** Selected extract follows **

AI quick answer: what is the Vinted and Leboncoin fake-buyer scam?
The Vinted and Leboncoin fake-buyer scam is a phishing campaign targeting sellers on France's two largest secondhand marketplaces. A scammer posing as a buyer accepts the seller's price within minutes, then claims payment will be processed through "Vinted Pro," "Vinted Securite," or "Leboncoin Securite" and pushes the conversation to WhatsApp or SMS. The scammer sends a lookalike payment-confirmation link such as vinted-paiement[.]com or leboncoin-secure[.]fr. The seller enters their bank card or RIB to "receive" the funds, and the card is charged instead. Vinted does not have a product called "Vinted Pro" for consumer-to-consumer payments. Leboncoin does not send external payment links over WhatsApp. Cybermalveillance.gouv.fr (telephone 0805 805 817, free from France) is the national reporting line.
How the Vinted and Leboncoin fake-buyer scam works in 2026
You list a designer handbag on Vinted for 80 euros, or a road bike on Leboncoin for 450 euros. Within twenty minutes a friendly message arrives. The buyer says they want it, they accept the asking price, and they are very keen to lock in the deal. They ask a single innocent question: "can we continue on WhatsApp, the Vinted chat is slow today" or "could you give me your number, the Leboncoin app keeps logging me out."
Once the conversation moves off platform, the script begins. The "buyer" explains that they will pay through "Vinted Pro" or "Leboncoin Securite," a "new secure transfer service." They send a screenshot that looks like a payment confirmation, then a link. The page is a near-perfect clone of the real Vinted or Leboncoin checkout. Logo, fonts, colour scheme, language, even a fake live chat in the corner. There is a green banner that says the funds are "en attente de votre validation" (waiting for your validation) and a form asking for your bank card number, expiry, CVV, and sometimes your RIB (bank-account details) and identity document.
The fake page tells you the form is needed "to receive the payment." This is the exact moment of fraud. The card details you enter are not used to credit your account. They are sent straight to the attacker, who immediately runs a payment to themselves or a money-mule wallet, or saves the card to make 3-D Secure attempts overnight. Some advanced variants then send a fake 3-D Secure prompt to your phone asking you to "confirm the incoming transfer" by entering the bank's one-time code. Confirming that code authorises an outbound payment from your account, not an inbound one.
By the time you realise nothing was deposited, the scammer has either drained the available balance on the card, made one or two large purchases at electronic resellers, or sold the card details on a carding market. The buyer profile disappears, the WhatsApp number stops responding, and your card statement shows charges that look like nothing you authorised.

** End of Selected extract **

=== Work item A ===
Translate this sentence from the passage on the Vinted and Leboncoin fake-buyer scam into Spanish: "Leboncoin does not send external payment links over WhatsApp."
=== Work item B ===
From the passage on the Vinted and Leboncoin fake-buyer scam, output verbatim the part that opens with the words containing "The Vinted and Leboncoin fake-buyer scam is" and closes with "national reporting line.".

** The data follows **

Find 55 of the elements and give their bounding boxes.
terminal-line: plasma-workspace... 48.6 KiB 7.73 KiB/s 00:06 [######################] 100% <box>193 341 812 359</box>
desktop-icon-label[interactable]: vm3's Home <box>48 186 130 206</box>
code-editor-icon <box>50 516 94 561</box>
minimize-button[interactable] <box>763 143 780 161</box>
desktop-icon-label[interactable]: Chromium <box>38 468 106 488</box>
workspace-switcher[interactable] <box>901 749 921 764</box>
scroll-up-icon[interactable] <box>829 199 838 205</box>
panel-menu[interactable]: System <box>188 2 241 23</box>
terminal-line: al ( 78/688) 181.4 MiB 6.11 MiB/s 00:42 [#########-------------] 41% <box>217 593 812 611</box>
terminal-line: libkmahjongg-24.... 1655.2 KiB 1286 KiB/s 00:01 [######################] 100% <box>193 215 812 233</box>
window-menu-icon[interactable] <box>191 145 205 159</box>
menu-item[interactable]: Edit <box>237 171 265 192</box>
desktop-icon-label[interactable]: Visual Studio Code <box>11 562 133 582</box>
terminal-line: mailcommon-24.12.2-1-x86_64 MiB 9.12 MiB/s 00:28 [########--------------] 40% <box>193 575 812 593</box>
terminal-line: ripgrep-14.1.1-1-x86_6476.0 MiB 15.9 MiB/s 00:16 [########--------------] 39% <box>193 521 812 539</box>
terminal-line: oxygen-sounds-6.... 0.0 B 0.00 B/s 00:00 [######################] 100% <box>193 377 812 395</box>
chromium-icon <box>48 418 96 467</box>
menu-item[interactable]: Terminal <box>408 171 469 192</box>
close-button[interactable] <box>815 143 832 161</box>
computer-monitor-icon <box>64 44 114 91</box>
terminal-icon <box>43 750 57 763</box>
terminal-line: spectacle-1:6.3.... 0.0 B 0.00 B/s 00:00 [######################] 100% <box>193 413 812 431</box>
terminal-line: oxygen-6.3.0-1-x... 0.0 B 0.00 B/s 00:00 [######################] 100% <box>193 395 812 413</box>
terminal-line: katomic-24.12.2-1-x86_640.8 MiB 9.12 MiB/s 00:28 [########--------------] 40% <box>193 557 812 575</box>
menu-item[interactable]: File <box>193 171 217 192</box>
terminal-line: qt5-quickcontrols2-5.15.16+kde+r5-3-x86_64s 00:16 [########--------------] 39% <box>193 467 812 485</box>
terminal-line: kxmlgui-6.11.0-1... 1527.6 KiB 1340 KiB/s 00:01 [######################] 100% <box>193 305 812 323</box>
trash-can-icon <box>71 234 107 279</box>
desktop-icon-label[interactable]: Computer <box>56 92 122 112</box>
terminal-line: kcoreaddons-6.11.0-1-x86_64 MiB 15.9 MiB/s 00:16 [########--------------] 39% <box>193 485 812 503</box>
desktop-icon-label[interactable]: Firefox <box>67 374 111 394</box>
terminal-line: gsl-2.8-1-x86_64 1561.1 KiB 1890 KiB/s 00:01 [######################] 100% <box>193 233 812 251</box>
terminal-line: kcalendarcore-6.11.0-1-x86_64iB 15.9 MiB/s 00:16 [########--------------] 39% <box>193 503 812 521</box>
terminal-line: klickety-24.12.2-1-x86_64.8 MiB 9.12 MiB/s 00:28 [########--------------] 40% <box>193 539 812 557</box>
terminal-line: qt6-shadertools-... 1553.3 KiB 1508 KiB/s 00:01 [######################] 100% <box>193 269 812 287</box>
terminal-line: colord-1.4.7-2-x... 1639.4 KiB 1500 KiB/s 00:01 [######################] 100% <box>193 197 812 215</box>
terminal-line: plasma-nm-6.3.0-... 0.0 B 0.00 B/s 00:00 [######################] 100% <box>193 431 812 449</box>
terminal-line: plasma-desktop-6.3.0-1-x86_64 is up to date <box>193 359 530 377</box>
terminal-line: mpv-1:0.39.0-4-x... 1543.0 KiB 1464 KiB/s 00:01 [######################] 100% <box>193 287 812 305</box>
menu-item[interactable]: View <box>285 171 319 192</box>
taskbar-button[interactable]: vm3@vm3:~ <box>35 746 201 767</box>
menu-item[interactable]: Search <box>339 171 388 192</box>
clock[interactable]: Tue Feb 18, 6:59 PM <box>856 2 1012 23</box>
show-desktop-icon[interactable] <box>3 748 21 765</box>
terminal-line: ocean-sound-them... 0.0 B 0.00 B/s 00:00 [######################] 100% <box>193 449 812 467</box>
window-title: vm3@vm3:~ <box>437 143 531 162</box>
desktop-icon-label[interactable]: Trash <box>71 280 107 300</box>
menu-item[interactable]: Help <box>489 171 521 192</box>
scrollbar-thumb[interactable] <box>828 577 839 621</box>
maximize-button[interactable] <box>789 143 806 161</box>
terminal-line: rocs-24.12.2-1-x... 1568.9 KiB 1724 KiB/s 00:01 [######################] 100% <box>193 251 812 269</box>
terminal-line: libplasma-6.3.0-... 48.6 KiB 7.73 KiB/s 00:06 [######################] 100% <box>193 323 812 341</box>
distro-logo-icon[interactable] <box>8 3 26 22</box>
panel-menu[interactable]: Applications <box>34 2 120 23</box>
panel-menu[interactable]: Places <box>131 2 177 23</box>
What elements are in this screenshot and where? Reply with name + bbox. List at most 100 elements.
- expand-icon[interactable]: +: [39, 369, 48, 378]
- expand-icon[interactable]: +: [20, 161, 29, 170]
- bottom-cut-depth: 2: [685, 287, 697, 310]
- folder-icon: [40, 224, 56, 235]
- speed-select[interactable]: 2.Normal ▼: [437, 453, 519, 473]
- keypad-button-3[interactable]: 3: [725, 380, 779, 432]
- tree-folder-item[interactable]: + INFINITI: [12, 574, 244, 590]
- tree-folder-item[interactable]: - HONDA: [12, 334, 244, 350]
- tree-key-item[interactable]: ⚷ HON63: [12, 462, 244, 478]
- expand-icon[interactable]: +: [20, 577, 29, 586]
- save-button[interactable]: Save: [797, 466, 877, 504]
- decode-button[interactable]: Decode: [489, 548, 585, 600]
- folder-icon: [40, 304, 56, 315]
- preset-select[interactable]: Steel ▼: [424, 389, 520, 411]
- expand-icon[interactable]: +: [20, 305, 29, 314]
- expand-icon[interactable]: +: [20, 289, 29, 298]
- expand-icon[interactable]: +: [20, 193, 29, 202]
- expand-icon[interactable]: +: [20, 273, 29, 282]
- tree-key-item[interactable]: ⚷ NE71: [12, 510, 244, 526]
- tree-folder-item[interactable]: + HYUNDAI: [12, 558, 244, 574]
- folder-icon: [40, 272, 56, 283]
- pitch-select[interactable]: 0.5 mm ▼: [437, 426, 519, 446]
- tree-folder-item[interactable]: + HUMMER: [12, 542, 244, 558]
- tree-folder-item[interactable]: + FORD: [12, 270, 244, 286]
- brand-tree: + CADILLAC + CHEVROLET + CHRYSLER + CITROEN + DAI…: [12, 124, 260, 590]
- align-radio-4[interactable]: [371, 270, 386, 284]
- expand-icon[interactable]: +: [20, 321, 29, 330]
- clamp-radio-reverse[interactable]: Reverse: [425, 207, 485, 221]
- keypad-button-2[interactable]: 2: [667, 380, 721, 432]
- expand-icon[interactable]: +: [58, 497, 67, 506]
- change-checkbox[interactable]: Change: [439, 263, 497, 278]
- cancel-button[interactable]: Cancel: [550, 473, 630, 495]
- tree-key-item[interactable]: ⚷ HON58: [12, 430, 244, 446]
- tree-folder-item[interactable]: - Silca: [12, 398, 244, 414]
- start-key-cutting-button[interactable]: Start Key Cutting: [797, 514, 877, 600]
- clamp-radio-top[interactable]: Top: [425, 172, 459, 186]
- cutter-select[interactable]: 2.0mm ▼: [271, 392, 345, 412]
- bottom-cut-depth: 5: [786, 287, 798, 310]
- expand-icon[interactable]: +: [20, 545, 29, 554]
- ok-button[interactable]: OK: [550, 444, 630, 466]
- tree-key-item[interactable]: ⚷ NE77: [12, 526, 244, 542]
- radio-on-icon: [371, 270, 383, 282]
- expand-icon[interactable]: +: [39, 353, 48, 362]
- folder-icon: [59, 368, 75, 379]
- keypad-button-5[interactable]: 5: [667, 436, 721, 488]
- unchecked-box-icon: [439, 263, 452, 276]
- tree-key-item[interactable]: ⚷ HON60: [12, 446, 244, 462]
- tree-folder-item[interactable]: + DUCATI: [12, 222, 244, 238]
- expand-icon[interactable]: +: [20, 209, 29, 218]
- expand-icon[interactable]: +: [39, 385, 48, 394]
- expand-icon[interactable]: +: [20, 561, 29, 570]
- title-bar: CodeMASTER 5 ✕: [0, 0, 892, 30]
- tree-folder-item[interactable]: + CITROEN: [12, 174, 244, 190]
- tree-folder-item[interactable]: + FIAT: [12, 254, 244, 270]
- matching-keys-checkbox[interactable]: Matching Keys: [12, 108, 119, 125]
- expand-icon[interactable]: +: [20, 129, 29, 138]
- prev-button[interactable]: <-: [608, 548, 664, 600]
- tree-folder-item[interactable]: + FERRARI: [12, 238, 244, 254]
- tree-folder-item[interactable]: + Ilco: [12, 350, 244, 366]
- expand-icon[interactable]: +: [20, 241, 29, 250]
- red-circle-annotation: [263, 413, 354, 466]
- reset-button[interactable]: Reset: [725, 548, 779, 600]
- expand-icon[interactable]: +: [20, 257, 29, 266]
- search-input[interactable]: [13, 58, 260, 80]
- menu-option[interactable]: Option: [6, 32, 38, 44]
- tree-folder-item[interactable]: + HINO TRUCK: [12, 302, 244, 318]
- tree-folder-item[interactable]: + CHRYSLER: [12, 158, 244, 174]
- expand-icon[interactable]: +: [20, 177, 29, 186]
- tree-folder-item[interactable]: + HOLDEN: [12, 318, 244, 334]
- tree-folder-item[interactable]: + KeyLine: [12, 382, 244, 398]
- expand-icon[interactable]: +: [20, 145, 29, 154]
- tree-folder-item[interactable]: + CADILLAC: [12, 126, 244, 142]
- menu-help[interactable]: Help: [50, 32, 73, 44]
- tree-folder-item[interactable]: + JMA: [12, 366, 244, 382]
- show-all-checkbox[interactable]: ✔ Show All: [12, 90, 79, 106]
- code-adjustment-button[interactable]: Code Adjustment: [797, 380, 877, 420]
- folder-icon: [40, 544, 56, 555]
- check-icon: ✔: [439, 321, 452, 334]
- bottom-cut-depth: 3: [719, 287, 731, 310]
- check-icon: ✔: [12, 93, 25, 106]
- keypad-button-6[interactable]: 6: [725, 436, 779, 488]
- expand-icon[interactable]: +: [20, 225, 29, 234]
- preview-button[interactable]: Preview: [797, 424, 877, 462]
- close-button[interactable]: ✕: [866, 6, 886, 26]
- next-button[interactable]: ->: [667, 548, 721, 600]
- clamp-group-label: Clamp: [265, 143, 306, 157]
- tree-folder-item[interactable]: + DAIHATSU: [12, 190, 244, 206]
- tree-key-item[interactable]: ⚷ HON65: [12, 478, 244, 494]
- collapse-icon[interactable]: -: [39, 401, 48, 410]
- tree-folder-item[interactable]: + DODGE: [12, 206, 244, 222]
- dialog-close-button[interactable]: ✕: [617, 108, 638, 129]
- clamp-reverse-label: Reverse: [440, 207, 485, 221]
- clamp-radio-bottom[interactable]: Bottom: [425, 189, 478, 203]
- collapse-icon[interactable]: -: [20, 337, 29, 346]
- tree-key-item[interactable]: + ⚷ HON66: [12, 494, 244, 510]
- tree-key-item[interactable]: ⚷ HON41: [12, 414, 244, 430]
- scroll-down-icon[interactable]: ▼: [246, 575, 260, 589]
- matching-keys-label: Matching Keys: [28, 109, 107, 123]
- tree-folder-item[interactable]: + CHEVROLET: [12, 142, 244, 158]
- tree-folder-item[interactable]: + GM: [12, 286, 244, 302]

** End of The data **

=== Written response A ===
Leboncoin no envía enlaces de pago externos por WhatsApp.

=== Written response B ===
The Vinted and Leboncoin fake-buyer scam is a phishing campaign targeting sellers on France's two largest secondhand marketplaces. A scammer posing as a buyer accepts the seller's price within minutes, then claims payment will be processed through "Vinted Pro," "Vinted Securite," or "Leboncoin Securite" and pushes the conversation to WhatsApp or SMS. The scammer sends a lookalike payment-confirmation link such as vinted-paiement[.]com or leboncoin-secure[.]fr. The seller enters their bank card or RIB to "receive" the funds, and the card is charged instead. Vinted does not have a product called "Vinted Pro" for consumer-to-consumer payments. Leboncoin does not send external payment links over WhatsApp. Cybermalveillance.gouv.fr (telephone 0805 805 817, free from France) is the national reporting line.